Stored data entries:
· · ·

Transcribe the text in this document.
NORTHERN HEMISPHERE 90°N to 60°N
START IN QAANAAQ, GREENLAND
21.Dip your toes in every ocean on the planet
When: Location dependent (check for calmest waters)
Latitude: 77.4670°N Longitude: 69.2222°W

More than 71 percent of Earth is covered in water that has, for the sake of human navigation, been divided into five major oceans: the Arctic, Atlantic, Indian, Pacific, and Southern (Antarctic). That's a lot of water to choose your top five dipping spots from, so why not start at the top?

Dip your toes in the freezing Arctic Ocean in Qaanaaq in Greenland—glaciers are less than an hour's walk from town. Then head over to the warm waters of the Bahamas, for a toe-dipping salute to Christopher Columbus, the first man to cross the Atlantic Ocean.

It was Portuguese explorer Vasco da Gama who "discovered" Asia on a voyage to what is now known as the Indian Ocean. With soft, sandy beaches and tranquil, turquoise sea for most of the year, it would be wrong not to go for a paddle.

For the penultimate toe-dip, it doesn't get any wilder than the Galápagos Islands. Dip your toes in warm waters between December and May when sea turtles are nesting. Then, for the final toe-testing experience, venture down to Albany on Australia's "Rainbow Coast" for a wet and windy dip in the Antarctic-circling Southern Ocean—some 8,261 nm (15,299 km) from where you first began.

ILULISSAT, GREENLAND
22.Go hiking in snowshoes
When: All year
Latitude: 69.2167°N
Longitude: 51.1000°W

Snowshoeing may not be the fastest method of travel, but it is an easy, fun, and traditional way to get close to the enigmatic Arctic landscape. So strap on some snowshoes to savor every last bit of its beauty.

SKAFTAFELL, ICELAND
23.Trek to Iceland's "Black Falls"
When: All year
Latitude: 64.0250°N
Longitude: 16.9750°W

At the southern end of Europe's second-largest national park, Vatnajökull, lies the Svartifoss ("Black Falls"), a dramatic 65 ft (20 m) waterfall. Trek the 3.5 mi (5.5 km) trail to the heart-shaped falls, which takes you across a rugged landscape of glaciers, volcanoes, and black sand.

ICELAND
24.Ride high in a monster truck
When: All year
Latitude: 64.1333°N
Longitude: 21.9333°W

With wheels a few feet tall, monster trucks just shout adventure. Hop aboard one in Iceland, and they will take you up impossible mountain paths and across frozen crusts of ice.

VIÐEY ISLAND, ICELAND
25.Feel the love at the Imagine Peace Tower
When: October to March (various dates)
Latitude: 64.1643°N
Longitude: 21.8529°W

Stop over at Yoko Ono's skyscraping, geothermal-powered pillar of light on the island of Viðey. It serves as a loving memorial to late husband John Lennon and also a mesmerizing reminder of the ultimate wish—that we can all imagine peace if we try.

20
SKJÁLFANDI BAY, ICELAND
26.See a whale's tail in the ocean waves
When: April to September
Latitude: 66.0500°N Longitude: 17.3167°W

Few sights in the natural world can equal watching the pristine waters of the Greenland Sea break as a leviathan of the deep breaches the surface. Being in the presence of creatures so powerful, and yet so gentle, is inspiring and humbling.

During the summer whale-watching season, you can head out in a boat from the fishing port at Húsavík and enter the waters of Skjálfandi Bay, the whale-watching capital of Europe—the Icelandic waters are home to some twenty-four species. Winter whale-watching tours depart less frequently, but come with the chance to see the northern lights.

· · ·

Take each line containing the string "every" and copy it out.

### THE ANSWER
21.Dip your toes in every ocean on the planet
Snowshoeing may not be the fastest method of travel, but it is an easy, fun, and traditional way to get close to the enigmatic Arctic landscape. So strap on some snowshoes to savor every last bit of its beauty.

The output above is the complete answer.